## CONSIGNES ET EXIGENCES
Mettez sous forme de tableau Markdown les lignes des enregistrements ci-dessous, en commençant par celle qui contient "list-item: 08.06 –" et en terminant par celle qui contient "list-item: 14.08 –". Utilisez deux colonnes, « N° » pour le numéro de rang et « Ligne » pour la ligne, et omettez les lignes vides.

## ENREGISTREMENTS FOURNIS

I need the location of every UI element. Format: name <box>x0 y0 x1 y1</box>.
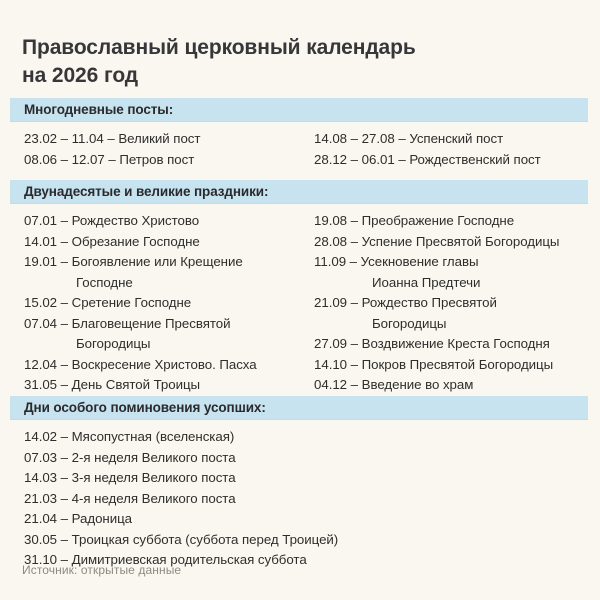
list-item: 08.06 – 12.07 – Петров пост <box>24 150 314 171</box>
entry-text: 11.09 – Усекновение главы <box>314 254 479 269</box>
list-item: 14.03 – 3-я неделя Великого поста <box>24 468 584 489</box>
entry-text: 19.01 – Богоявление или Крещение <box>24 254 243 269</box>
entry-continuation: Богородицы <box>76 336 151 351</box>
list-item: 11.09 – Усекновение главы Иоанна Предтеч… <box>314 252 600 293</box>
list-item: 19.08 – Преображение Господне <box>314 211 600 232</box>
entry-text: 07.01 – Рождество Христово <box>24 213 200 228</box>
entry-text: 28.12 – 06.01 – Рождественский пост <box>314 151 541 167</box>
list-item: 07.03 – 2-я неделя Великого поста <box>24 448 584 469</box>
entry-text: 30.05 – Троицкая суббота (суббота перед … <box>24 531 339 547</box>
fasts-right-column: 14.08 – 27.08 – Успенский пост 28.12 – 0… <box>314 129 600 170</box>
fasts-left-column: 23.02 – 11.04 – Великий пост 08.06 – 12.… <box>24 129 314 170</box>
entry-text: 04.12 – Введение во храм <box>314 377 474 392</box>
section-great-feasts: Двунадесятые и великие праздники: 07.01 … <box>10 180 588 416</box>
list-item: 14.08 – 27.08 – Успенский пост <box>314 129 600 150</box>
list-item: 12.04 – Воскресение Христово. Пасха <box>24 355 314 376</box>
section-body-memorial: 14.02 – Мясопустная (вселенская) 07.03 –… <box>10 420 588 571</box>
list-item: 14.02 – Мясопустная (вселенская) <box>24 427 584 448</box>
list-item: 15.02 – Сретение Господне <box>24 293 314 314</box>
entry-text: 14.08 – 27.08 – Успенский пост <box>314 131 504 146</box>
list-item: 07.04 – Благовещение Пресвятой Богородиц… <box>24 314 314 355</box>
entry-text: 14.01 – Обрезание Господне <box>24 233 200 249</box>
section-heading-feasts: Двунадесятые и великие праздники: <box>24 183 269 199</box>
list-item: 19.01 – Богоявление или Крещение Господн… <box>24 252 314 293</box>
section-header-bar-memorial: Дни особого поминовения усопших: <box>10 396 588 420</box>
entry-text: 14.03 – 3-я неделя Великого поста <box>24 470 236 485</box>
list-item: 28.12 – 06.01 – Рождественский пост <box>314 150 600 171</box>
section-header-bar-feasts: Двунадесятые и великие праздники: <box>10 180 588 204</box>
entry-text: 12.04 – Воскресение Христово. Пасха <box>24 356 257 372</box>
entry-text: 15.02 – Сретение Господне <box>24 295 192 310</box>
entry-text: 31.05 – День Святой Троицы <box>24 377 201 392</box>
list-item: 21.09 – Рождество Пресвятой Богородицы <box>314 293 600 334</box>
memorial-left-column: 14.02 – Мясопустная (вселенская) 07.03 –… <box>24 427 584 571</box>
entry-text: 27.09 – Воздвижение Креста Господня <box>314 336 550 351</box>
entry-continuation: Иоанна Предтечи <box>372 274 481 290</box>
list-item: 21.03 – 4-я неделя Великого поста <box>24 489 584 510</box>
source-note: Источник: открытые данные <box>22 563 182 577</box>
entry-text: 14.10 – Покров Пресвятой Богородицы <box>314 356 554 372</box>
entry-text: 07.04 – Благовещение Пресвятой <box>24 315 231 331</box>
section-heading-fasts: Многодневные посты: <box>24 101 174 117</box>
list-item: 14.10 – Покров Пресвятой Богородицы <box>314 355 600 376</box>
list-item: 14.01 – Обрезание Господне <box>24 232 314 253</box>
list-item: 23.02 – 11.04 – Великий пост <box>24 129 314 150</box>
list-item: 28.08 – Успение Пресвятой Богородицы <box>314 232 600 253</box>
section-multi-day-fasts: Многодневные посты: 23.02 – 11.04 – Вели… <box>10 98 588 170</box>
feasts-right-column: 19.08 – Преображение Господне 28.08 – Ус… <box>314 211 600 416</box>
entry-text: 31.10 – Димитриевская родительская суббо… <box>24 552 307 567</box>
list-item: 07.01 – Рождество Христово <box>24 211 314 232</box>
entry-text: 08.06 – 12.07 – Петров пост <box>24 151 195 167</box>
entry-text: 28.08 – Успение Пресвятой Богородицы <box>314 233 560 249</box>
page-title: Православный церковный календарь на 2026… <box>22 36 416 87</box>
entry-text: 07.03 – 2-я неделя Великого поста <box>24 449 236 465</box>
list-item: 27.09 – Воздвижение Креста Господня <box>314 334 600 355</box>
entry-text: 21.09 – Рождество Пресвятой <box>314 295 497 310</box>
feasts-left-column: 07.01 – Рождество Христово 14.01 – Обрез… <box>24 211 314 416</box>
list-item: 31.10 – Димитриевская родительская суббо… <box>24 550 584 571</box>
entry-continuation: Богородицы <box>372 315 447 331</box>
section-memorial-days: Дни особого поминовения усопших: 14.02 –… <box>10 396 588 571</box>
section-body-fasts: 23.02 – 11.04 – Великий пост 08.06 – 12.… <box>10 122 588 170</box>
entry-text: 14.02 – Мясопустная (вселенская) <box>24 429 235 444</box>
list-item: 30.05 – Троицкая суббота (суббота перед … <box>24 530 584 551</box>
entry-text: 21.04 – Радоница <box>24 511 133 526</box>
entry-text: 19.08 – Преображение Господне <box>314 213 515 228</box>
list-item: 31.05 – День Святой Троицы <box>24 375 314 396</box>
entry-text: 21.03 – 4-я неделя Великого поста <box>24 490 236 506</box>
list-item: 21.04 – Радоница <box>24 509 584 530</box>
section-body-feasts: 07.01 – Рождество Христово 14.01 – Обрез… <box>10 204 588 416</box>
entry-text: 23.02 – 11.04 – Великий пост <box>24 131 201 146</box>
section-header-bar-fasts: Многодневные посты: <box>10 98 588 122</box>
section-heading-memorial: Дни особого поминовения усопших: <box>24 399 266 415</box>
entry-continuation: Господне <box>76 274 133 290</box>
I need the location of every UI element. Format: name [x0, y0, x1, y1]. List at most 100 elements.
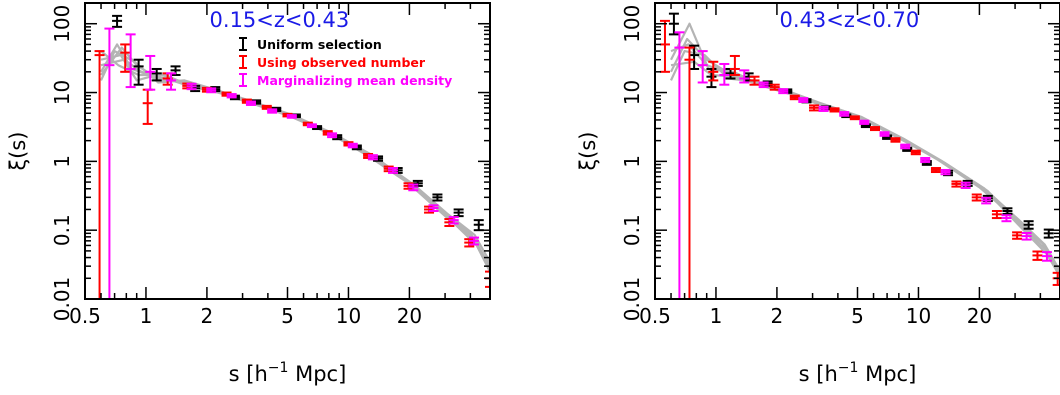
error-bar-point [166, 72, 177, 91]
error-bar-point [367, 154, 378, 161]
x-tick-label: 5 [851, 304, 864, 328]
error-bar-point [960, 181, 971, 190]
error-bar-point [226, 93, 237, 99]
legend-entry: Marginalizing mean density [257, 73, 452, 88]
x-axis-title-exponent: −1 [838, 360, 859, 376]
series-1 [668, 12, 1054, 239]
error-bar-point [453, 208, 464, 218]
error-bar-point [798, 97, 809, 103]
error-bar-point [879, 131, 890, 137]
error-bar-point [789, 94, 800, 101]
error-bar-point [849, 115, 860, 121]
error-bar-point [347, 142, 358, 149]
error-bar-point [890, 137, 901, 143]
error-bar-point [448, 216, 459, 225]
error-bar-point [142, 88, 153, 125]
series-3 [674, 31, 1052, 299]
error-bar-point [473, 219, 484, 232]
mock-lines [670, 22, 1060, 279]
y-ticks [85, 2, 490, 300]
error-bar-point [809, 104, 820, 112]
error-bar-point [708, 60, 719, 82]
panel-title: 0.15<z<0.43 [210, 8, 350, 32]
error-bar-point [1012, 231, 1023, 240]
error-bar-point [125, 33, 136, 89]
x-axis-title: s [h−1 Mpc] [229, 360, 347, 386]
error-bar-point [674, 31, 685, 299]
x-tick-label: 10 [336, 304, 361, 328]
error-bar-point [104, 27, 115, 299]
error-bar-point [778, 88, 789, 95]
series-2 [659, 19, 1060, 299]
error-bar-point [769, 83, 780, 91]
y-tick-label: 10 [620, 80, 644, 105]
error-bar-point [829, 107, 840, 113]
error-bar-point [839, 111, 850, 117]
error-bar-point [408, 183, 419, 192]
error-bar-point [206, 87, 217, 94]
error-bar-point [719, 62, 730, 86]
x-tick-label: 5 [281, 304, 294, 328]
x-axis-title-part: Mpc] [858, 362, 916, 386]
error-bar-point [145, 54, 156, 91]
error-bar-point [1002, 207, 1013, 215]
y-tick-label: 100 [620, 5, 644, 43]
x-tick-label: 20 [397, 304, 422, 328]
error-bar-point [469, 236, 480, 246]
error-bar-point [659, 19, 670, 73]
y-tick-label: 0.1 [620, 214, 644, 246]
error-bar-point [668, 12, 679, 36]
panel-title: 0.43<z<0.70 [780, 8, 920, 32]
error-bar-point [94, 50, 105, 299]
x-tick-label: 0.5 [639, 304, 671, 328]
x-tick-label: 20 [967, 304, 992, 328]
legend-symbol [239, 55, 247, 69]
y-tick-label: 1 [50, 155, 74, 168]
error-bar-point [186, 82, 197, 91]
panel-left: 0.5 1 2 5 10 20 0.01 0.1 1 10 100 0.15<z<0.43 s [h−1… [6, 2, 503, 386]
x-ticks [84, 3, 491, 299]
error-bar-point [267, 108, 278, 114]
error-bar-point [684, 46, 695, 299]
error-bar-point [729, 54, 740, 76]
error-bar-point [1032, 250, 1043, 261]
error-bar-point [432, 193, 443, 202]
legend-symbol [239, 37, 247, 51]
error-bar-point [697, 50, 708, 84]
error-bar-point [133, 58, 144, 86]
error-bar-point [1021, 231, 1032, 241]
error-bar-point [758, 81, 769, 89]
mock-line [670, 22, 1060, 276]
error-bars [94, 14, 503, 299]
error-bar-point [991, 209, 1002, 220]
error-bar-point [749, 75, 760, 86]
error-bar-point [388, 167, 399, 174]
error-bar-point [971, 193, 982, 202]
error-bar-point [151, 67, 162, 82]
mock-line [670, 37, 1060, 275]
y-axis-title: ξ(s) [576, 131, 600, 170]
error-bar-point [1041, 251, 1052, 262]
error-bar-point [739, 69, 750, 84]
error-bar-point [327, 132, 338, 139]
error-bar-point [493, 243, 503, 262]
panel-right: 0.5 1 2 5 10 20 0.01 0.1 1 10 100 0.43<z<0.70 s [h−1… [576, 2, 1060, 386]
x-tick-label: 1 [140, 304, 153, 328]
error-bar-point [900, 143, 911, 150]
x-axis-title-exponent: −1 [268, 360, 289, 376]
error-bar-point [869, 126, 880, 132]
error-bar-point [112, 14, 123, 28]
x-tick-label: 2 [201, 304, 214, 328]
plot-frame [654, 2, 1060, 300]
x-ticks [654, 3, 1060, 299]
y-tick-label: 0.01 [50, 277, 74, 322]
x-tick-label: 10 [906, 304, 931, 328]
error-bar-point [1023, 220, 1034, 230]
error-bar-point [940, 168, 951, 176]
error-bar-point [910, 149, 921, 156]
x-axis-title: s [h−1 Mpc] [799, 360, 917, 386]
y-tick-label: 0.1 [50, 214, 74, 246]
legend: Uniform selection Using observed number Ma… [239, 37, 452, 88]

## TÂCHE RÉALISÉE
| N° | Ligne |
|---|---|
| 1 | list-item: 08.06 – 12.07 – Петров пост <box>24 150 314 171</box> |
| 2 | entry-text: 11.09 – Усекновение главы <box>314 254 479 269</box> |
| 3 | list-item: 14.03 – 3-я неделя Великого поста <box>24 468 584 489</box> |
| 4 | entry-text: 19.01 – Богоявление или Крещение <box>24 254 243 269</box> |
| 5 | entry-continuation: Богородицы <box>76 336 151 351</box> |
| 6 | list-item: 11.09 – Усекновение главы Иоанна Предтеч… <box>314 252 600 293</box> |
| 7 | list-item: 19.08 – Преображение Господне <box>314 211 600 232</box> |
| 8 | entry-text: 07.01 – Рождество Христово <box>24 213 200 228</box> |
| 9 | entry-text: 28.12 – 06.01 – Рождественский пост <box>314 151 541 167</box> |
| 10 | list-item: 07.03 – 2-я неделя Великого поста <box>24 448 584 469</box> |
| 11 | entry-text: 30.05 – Троицкая суббота (суббота перед … <box>24 531 339 547</box> |
| 12 | fasts-right-column: 14.08 – 27.08 – Успенский пост 28.12 – 0… <box>314 129 600 170</box> |
| 13 | fasts-left-column: 23.02 – 11.04 – Великий пост 08.06 – 12.… <box>24 129 314 170</box> |
| 14 | entry-text: 04.12 – Введение во храм <box>314 377 474 392</box> |
| 15 | section-great-feasts: Двунадесятые и великие праздники: 07.01 … <box>10 180 588 416</box> |
| 16 | list-item: 14.08 – 27.08 – Успенский пост <box>314 129 600 150</box> |